▼

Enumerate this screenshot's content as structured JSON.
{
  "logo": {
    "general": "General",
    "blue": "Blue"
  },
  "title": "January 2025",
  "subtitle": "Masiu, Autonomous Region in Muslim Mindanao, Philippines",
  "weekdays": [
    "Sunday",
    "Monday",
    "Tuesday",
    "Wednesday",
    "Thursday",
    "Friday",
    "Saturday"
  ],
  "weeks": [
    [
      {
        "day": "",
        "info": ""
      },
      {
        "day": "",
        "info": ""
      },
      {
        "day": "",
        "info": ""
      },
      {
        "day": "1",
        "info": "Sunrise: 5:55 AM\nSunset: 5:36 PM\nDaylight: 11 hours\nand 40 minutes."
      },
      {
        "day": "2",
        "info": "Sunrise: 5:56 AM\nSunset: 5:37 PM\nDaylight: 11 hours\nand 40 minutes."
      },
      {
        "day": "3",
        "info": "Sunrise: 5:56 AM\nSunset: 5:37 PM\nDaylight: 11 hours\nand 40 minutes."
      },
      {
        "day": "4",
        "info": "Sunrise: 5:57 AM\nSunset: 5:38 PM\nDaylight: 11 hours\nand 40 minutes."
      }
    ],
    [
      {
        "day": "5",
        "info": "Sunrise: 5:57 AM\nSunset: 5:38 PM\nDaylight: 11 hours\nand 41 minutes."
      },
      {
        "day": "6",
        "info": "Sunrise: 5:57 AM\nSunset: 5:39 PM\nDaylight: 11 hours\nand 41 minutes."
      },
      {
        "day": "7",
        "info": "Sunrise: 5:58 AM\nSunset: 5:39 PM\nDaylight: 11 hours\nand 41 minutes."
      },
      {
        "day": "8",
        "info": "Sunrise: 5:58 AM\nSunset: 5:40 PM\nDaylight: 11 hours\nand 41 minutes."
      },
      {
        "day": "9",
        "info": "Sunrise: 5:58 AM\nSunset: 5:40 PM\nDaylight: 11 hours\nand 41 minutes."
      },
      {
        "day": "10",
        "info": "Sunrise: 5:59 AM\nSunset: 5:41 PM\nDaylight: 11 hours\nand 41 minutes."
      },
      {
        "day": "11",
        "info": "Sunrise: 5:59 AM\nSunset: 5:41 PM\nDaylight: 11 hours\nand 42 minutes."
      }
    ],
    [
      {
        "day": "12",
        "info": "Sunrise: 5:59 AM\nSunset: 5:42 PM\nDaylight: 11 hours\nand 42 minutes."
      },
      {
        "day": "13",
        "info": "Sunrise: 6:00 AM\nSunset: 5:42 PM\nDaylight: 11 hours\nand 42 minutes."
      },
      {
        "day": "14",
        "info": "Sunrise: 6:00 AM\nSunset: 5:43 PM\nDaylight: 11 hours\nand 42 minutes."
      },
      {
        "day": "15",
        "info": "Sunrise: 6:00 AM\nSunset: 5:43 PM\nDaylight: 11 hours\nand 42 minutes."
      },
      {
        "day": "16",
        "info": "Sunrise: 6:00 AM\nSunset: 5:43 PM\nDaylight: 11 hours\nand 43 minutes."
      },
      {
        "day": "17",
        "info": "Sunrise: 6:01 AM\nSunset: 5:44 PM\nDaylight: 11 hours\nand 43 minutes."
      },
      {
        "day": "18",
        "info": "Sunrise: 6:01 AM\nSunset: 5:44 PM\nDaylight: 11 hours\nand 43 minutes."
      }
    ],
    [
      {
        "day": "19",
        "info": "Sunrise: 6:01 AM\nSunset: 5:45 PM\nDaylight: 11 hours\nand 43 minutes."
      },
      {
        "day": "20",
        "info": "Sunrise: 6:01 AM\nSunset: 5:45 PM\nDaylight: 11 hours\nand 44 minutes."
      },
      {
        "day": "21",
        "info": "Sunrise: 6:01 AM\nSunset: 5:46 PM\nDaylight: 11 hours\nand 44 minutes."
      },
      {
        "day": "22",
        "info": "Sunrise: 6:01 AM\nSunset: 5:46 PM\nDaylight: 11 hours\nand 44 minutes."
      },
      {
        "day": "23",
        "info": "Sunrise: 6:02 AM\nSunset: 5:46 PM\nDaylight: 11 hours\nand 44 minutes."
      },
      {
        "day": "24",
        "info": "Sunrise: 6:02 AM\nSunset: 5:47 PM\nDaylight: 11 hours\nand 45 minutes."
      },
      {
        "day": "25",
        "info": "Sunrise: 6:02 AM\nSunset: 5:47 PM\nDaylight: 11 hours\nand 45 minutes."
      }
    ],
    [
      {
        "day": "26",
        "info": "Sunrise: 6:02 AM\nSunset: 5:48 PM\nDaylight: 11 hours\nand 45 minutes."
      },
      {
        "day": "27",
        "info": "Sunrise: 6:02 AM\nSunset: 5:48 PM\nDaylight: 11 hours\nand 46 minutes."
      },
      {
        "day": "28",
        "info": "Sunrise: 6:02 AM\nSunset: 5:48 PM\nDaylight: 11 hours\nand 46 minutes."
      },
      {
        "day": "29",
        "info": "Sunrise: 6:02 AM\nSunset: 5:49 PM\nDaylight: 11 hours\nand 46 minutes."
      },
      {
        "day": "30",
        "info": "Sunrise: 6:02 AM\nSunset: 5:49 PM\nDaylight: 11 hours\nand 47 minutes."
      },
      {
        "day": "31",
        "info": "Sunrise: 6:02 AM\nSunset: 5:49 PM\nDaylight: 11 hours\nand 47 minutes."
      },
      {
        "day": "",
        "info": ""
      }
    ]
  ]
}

▲

■ **WORK TO BE COMPLETED**
Extract each line of the material exactly as it stands.

■ **RESULT BELOW**
Enumerate this screenshot's content as structured JSON.
{
  "logo": {
    "general": "General",
    "blue": "Blue"
  },
  "title": "January 2025",
  "subtitle": "Masiu, Autonomous Region in Muslim Mindanao, Philippines",
  "weekdays": [
    "Sunday",
    "Monday",
    "Tuesday",
    "Wednesday",
    "Thursday",
    "Friday",
    "Saturday"
  ],
  "weeks": [
    [
      {
        "day": "",
        "info": ""
      },
      {
        "day": "",
        "info": ""
      },
      {
        "day": "",
        "info": ""
      },
      {
        "day": "1",
        "info": "Sunrise: 5:55 AM\nSunset: 5:36 PM\nDaylight: 11 hours\nand 40 minutes."
      },
      {
        "day": "2",
        "info": "Sunrise: 5:56 AM\nSunset: 5:37 PM\nDaylight: 11 hours\nand 40 minutes."
      },
      {
        "day": "3",
        "info": "Sunrise: 5:56 AM\nSunset: 5:37 PM\nDaylight: 11 hours\nand 40 minutes."
      },
      {
        "day": "4",
        "info": "Sunrise: 5:57 AM\nSunset: 5:38 PM\nDaylight: 11 hours\nand 40 minutes."
      }
    ],
    [
      {
        "day": "5",
        "info": "Sunrise: 5:57 AM\nSunset: 5:38 PM\nDaylight: 11 hours\nand 41 minutes."
      },
      {
        "day": "6",
        "info": "Sunrise: 5:57 AM\nSunset: 5:39 PM\nDaylight: 11 hours\nand 41 minutes."
      },
      {
        "day": "7",
        "info": "Sunrise: 5:58 AM\nSunset: 5:39 PM\nDaylight: 11 hours\nand 41 minutes."
      },
      {
        "day": "8",
        "info": "Sunrise: 5:58 AM\nSunset: 5:40 PM\nDaylight: 11 hours\nand 41 minutes."
      },
      {
        "day": "9",
        "info": "Sunrise: 5:58 AM\nSunset: 5:40 PM\nDaylight: 11 hours\nand 41 minutes."
      },
      {
        "day": "10",
        "info": "Sunrise: 5:59 AM\nSunset: 5:41 PM\nDaylight: 11 hours\nand 41 minutes."
      },
      {
        "day": "11",
        "info": "Sunrise: 5:59 AM\nSunset: 5:41 PM\nDaylight: 11 hours\nand 42 minutes."
      }
    ],
    [
      {
        "day": "12",
        "info": "Sunrise: 5:59 AM\nSunset: 5:42 PM\nDaylight: 11 hours\nand 42 minutes."
      },
      {
        "day": "13",
        "info": "Sunrise: 6:00 AM\nSunset: 5:42 PM\nDaylight: 11 hours\nand 42 minutes."
      },
      {
        "day": "14",
        "info": "Sunrise: 6:00 AM\nSunset: 5:43 PM\nDaylight: 11 hours\nand 42 minutes."
      },
      {
        "day": "15",
        "info": "Sunrise: 6:00 AM\nSunset: 5:43 PM\nDaylight: 11 hours\nand 42 minutes."
      },
      {
        "day": "16",
        "info": "Sunrise: 6:00 AM\nSunset: 5:43 PM\nDaylight: 11 hours\nand 43 minutes."
      },
      {
        "day": "17",
        "info": "Sunrise: 6:01 AM\nSunset: 5:44 PM\nDaylight: 11 hours\nand 43 minutes."
      },
      {
        "day": "18",
        "info": "Sunrise: 6:01 AM\nSunset: 5:44 PM\nDaylight: 11 hours\nand 43 minutes."
      }
    ],
    [
      {
        "day": "19",
        "info": "Sunrise: 6:01 AM\nSunset: 5:45 PM\nDaylight: 11 hours\nand 43 minutes."
      },
      {
        "day": "20",
        "info": "Sunrise: 6:01 AM\nSunset: 5:45 PM\nDaylight: 11 hours\nand 44 minutes."
      },
      {
        "day": "21",
        "info": "Sunrise: 6:01 AM\nSunset: 5:46 PM\nDaylight: 11 hours\nand 44 minutes."
      },
      {
        "day": "22",
        "info": "Sunrise: 6:01 AM\nSunset: 5:46 PM\nDaylight: 11 hours\nand 44 minutes."
      },
      {
        "day": "23",
        "info": "Sunrise: 6:02 AM\nSunset: 5:46 PM\nDaylight: 11 hours\nand 44 minutes."
      },
      {
        "day": "24",
        "info": "Sunrise: 6:02 AM\nSunset: 5:47 PM\nDaylight: 11 hours\nand 45 minutes."
      },
      {
        "day": "25",
        "info": "Sunrise: 6:02 AM\nSunset: 5:47 PM\nDaylight: 11 hours\nand 45 minutes."
      }
    ],
    [
      {
        "day": "26",
        "info": "Sunrise: 6:02 AM\nSunset: 5:48 PM\nDaylight: 11 hours\nand 45 minutes."
      },
      {
        "day": "27",
        "info": "Sunrise: 6:02 AM\nSunset: 5:48 PM\nDaylight: 11 hours\nand 46 minutes."
      },
      {
        "day": "28",
        "info": "Sunrise: 6:02 AM\nSunset: 5:48 PM\nDaylight: 11 hours\nand 46 minutes."
      },
      {
        "day": "29",
        "info": "Sunrise: 6:02 AM\nSunset: 5:49 PM\nDaylight: 11 hours\nand 46 minutes."
      },
      {
        "day": "30",
        "info": "Sunrise: 6:02 AM\nSunset: 5:49 PM\nDaylight: 11 hours\nand 47 minutes."
      },
      {
        "day": "31",
        "info": "Sunrise: 6:02 AM\nSunset: 5:49 PM\nDaylight: 11 hours\nand 47 minutes."
      },
      {
        "day": "",
        "info": ""
      }
    ]
  ]
}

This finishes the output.